▶ EXERCISE DIRECTIONS:
In full and without alteration, return the records below.

Records from a data source
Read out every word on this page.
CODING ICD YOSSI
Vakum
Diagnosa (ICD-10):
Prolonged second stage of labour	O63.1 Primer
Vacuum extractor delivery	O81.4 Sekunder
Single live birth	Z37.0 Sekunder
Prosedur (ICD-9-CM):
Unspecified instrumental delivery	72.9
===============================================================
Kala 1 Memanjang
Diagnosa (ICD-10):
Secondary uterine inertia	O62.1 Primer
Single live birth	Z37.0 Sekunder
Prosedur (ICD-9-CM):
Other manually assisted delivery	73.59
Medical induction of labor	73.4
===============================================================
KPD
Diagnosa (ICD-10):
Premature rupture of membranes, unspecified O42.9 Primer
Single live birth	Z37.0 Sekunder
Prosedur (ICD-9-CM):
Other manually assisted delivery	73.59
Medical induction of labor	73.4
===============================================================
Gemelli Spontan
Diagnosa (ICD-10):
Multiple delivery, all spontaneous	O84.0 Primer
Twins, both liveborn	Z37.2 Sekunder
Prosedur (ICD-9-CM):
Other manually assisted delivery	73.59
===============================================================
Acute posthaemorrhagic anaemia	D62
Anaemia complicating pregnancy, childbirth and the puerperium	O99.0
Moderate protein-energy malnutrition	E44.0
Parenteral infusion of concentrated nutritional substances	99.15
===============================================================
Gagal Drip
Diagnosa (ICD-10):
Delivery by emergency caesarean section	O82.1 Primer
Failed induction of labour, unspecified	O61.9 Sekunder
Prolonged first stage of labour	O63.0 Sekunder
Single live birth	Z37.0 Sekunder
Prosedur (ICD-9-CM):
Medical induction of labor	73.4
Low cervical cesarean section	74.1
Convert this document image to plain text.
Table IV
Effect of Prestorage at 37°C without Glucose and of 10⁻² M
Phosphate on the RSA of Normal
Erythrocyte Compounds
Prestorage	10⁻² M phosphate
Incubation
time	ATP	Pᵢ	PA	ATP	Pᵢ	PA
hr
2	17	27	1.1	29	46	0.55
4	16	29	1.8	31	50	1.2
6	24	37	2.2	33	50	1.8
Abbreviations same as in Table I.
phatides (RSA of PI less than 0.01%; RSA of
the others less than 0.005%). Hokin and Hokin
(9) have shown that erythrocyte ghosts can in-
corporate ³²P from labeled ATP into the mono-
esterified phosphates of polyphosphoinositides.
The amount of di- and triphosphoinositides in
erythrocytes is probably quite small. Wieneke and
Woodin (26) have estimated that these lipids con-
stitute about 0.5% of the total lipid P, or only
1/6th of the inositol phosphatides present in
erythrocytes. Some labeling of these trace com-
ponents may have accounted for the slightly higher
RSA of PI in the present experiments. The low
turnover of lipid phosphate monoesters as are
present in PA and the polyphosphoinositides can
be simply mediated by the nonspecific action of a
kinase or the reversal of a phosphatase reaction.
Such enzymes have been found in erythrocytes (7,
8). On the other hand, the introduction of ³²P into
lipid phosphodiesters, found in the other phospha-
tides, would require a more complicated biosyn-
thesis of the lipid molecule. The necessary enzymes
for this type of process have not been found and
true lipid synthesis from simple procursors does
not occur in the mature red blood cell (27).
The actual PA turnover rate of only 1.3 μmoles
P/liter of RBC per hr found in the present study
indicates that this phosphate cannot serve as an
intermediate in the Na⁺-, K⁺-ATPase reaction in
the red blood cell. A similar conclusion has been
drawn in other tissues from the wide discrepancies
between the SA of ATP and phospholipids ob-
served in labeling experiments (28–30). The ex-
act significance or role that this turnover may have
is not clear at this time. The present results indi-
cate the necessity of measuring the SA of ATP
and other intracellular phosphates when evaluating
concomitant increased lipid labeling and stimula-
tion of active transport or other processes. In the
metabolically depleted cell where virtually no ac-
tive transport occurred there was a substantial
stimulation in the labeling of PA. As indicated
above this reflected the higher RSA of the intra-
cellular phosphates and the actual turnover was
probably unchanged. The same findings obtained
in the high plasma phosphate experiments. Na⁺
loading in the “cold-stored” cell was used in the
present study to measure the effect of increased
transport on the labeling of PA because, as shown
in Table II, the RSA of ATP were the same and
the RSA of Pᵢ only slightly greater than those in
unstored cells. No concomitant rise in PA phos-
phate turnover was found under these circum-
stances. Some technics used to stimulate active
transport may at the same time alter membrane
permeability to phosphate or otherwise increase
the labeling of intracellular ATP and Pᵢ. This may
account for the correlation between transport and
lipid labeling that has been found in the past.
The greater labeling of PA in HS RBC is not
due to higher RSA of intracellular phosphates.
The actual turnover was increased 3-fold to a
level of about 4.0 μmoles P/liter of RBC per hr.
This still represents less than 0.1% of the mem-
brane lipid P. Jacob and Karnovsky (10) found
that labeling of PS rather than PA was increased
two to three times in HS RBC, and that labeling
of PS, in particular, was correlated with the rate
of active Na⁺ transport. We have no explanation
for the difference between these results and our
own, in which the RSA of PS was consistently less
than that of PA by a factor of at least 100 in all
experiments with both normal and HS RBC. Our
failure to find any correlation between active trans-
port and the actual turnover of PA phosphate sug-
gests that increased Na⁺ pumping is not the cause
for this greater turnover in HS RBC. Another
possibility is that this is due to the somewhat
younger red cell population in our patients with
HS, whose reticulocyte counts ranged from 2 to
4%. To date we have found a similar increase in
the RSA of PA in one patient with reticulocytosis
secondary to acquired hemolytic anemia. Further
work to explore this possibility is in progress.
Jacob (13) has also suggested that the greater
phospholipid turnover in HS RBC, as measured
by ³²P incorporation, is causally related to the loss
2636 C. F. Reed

▶ WRITTEN RESPONSE:
Read out every word on this page.
CODING ICD YOSSI
Vakum
Diagnosa (ICD-10):
Prolonged second stage of labour	O63.1 Primer
Vacuum extractor delivery	O81.4 Sekunder
Single live birth	Z37.0 Sekunder
Prosedur (ICD-9-CM):
Unspecified instrumental delivery	72.9
===============================================================
Kala 1 Memanjang
Diagnosa (ICD-10):
Secondary uterine inertia	O62.1 Primer
Single live birth	Z37.0 Sekunder
Prosedur (ICD-9-CM):
Other manually assisted delivery	73.59
Medical induction of labor	73.4
===============================================================
KPD
Diagnosa (ICD-10):
Premature rupture of membranes, unspecified O42.9 Primer
Single live birth	Z37.0 Sekunder
Prosedur (ICD-9-CM):
Other manually assisted delivery	73.59
Medical induction of labor	73.4
===============================================================
Gemelli Spontan
Diagnosa (ICD-10):
Multiple delivery, all spontaneous	O84.0 Primer
Twins, both liveborn	Z37.2 Sekunder
Prosedur (ICD-9-CM):
Other manually assisted delivery	73.59
===============================================================
Acute posthaemorrhagic anaemia	D62
Anaemia complicating pregnancy, childbirth and the puerperium	O99.0
Moderate protein-energy malnutrition	E44.0
Parenteral infusion of concentrated nutritional substances	99.15
===============================================================
Gagal Drip
Diagnosa (ICD-10):
Delivery by emergency caesarean section	O82.1 Primer
Failed induction of labour, unspecified	O61.9 Sekunder
Prolonged first stage of labour	O63.0 Sekunder
Single live birth	Z37.0 Sekunder
Prosedur (ICD-9-CM):
Medical induction of labor	73.4
Low cervical cesarean section	74.1
Convert this document image to plain text.
Table IV
Effect of Prestorage at 37°C without Glucose and of 10⁻² M
Phosphate on the RSA of Normal
Erythrocyte Compounds
Prestorage	10⁻² M phosphate
Incubation
time	ATP	Pᵢ	PA	ATP	Pᵢ	PA
hr
2	17	27	1.1	29	46	0.55
4	16	29	1.8	31	50	1.2
6	24	37	2.2	33	50	1.8
Abbreviations same as in Table I.
phatides (RSA of PI less than 0.01%; RSA of
the others less than 0.005%). Hokin and Hokin
(9) have shown that erythrocyte ghosts can in-
corporate ³²P from labeled ATP into the mono-
esterified phosphates of polyphosphoinositides.
The amount of di- and triphosphoinositides in
erythrocytes is probably quite small. Wieneke and
Woodin (26) have estimated that these lipids con-
stitute about 0.5% of the total lipid P, or only
1/6th of the inositol phosphatides present in
erythrocytes. Some labeling of these trace com-
ponents may have accounted for the slightly higher
RSA of PI in the present experiments. The low
turnover of lipid phosphate monoesters as are
present in PA and the polyphosphoinositides can
be simply mediated by the nonspecific action of a
kinase or the reversal of a phosphatase reaction.
Such enzymes have been found in erythrocytes (7,
8). On the other hand, the introduction of ³²P into
lipid phosphodiesters, found in the other phospha-
tides, would require a more complicated biosyn-
thesis of the lipid molecule. The necessary enzymes
for this type of process have not been found and
true lipid synthesis from simple procursors does
not occur in the mature red blood cell (27).
The actual PA turnover rate of only 1.3 μmoles
P/liter of RBC per hr found in the present study
indicates that this phosphate cannot serve as an
intermediate in the Na⁺-, K⁺-ATPase reaction in
the red blood cell. A similar conclusion has been
drawn in other tissues from the wide discrepancies
between the SA of ATP and phospholipids ob-
served in labeling experiments (28–30). The ex-
act significance or role that this turnover may have
is not clear at this time. The present results indi-
cate the necessity of measuring the SA of ATP
and other intracellular phosphates when evaluating
concomitant increased lipid labeling and stimula-
tion of active transport or other processes. In the
metabolically depleted cell where virtually no ac-
tive transport occurred there was a substantial
stimulation in the labeling of PA. As indicated
above this reflected the higher RSA of the intra-
cellular phosphates and the actual turnover was
probably unchanged. The same findings obtained
in the high plasma phosphate experiments. Na⁺
loading in the “cold-stored” cell was used in the
present study to measure the effect of increased
transport on the labeling of PA because, as shown
in Table II, the RSA of ATP were the same and
the RSA of Pᵢ only slightly greater than those in
unstored cells. No concomitant rise in PA phos-
phate turnover was found under these circum-
stances. Some technics used to stimulate active
transport may at the same time alter membrane
permeability to phosphate or otherwise increase
the labeling of intracellular ATP and Pᵢ. This may
account for the correlation between transport and
lipid labeling that has been found in the past.
The greater labeling of PA in HS RBC is not
due to higher RSA of intracellular phosphates.
The actual turnover was increased 3-fold to a
level of about 4.0 μmoles P/liter of RBC per hr.
This still represents less than 0.1% of the mem-
brane lipid P. Jacob and Karnovsky (10) found
that labeling of PS rather than PA was increased
two to three times in HS RBC, and that labeling
of PS, in particular, was correlated with the rate
of active Na⁺ transport. We have no explanation
for the difference between these results and our
own, in which the RSA of PS was consistently less
than that of PA by a factor of at least 100 in all
experiments with both normal and HS RBC. Our
failure to find any correlation between active trans-
port and the actual turnover of PA phosphate sug-
gests that increased Na⁺ pumping is not the cause
for this greater turnover in HS RBC. Another
possibility is that this is due to the somewhat
younger red cell population in our patients with
HS, whose reticulocyte counts ranged from 2 to
4%. To date we have found a similar increase in
the RSA of PA in one patient with reticulocytosis
secondary to acquired hemolytic anemia. Further
work to explore this possibility is in progress.
Jacob (13) has also suggested that the greater
phospholipid turnover in HS RBC, as measured
by ³²P incorporation, is causally related to the loss
2636 C. F. Reed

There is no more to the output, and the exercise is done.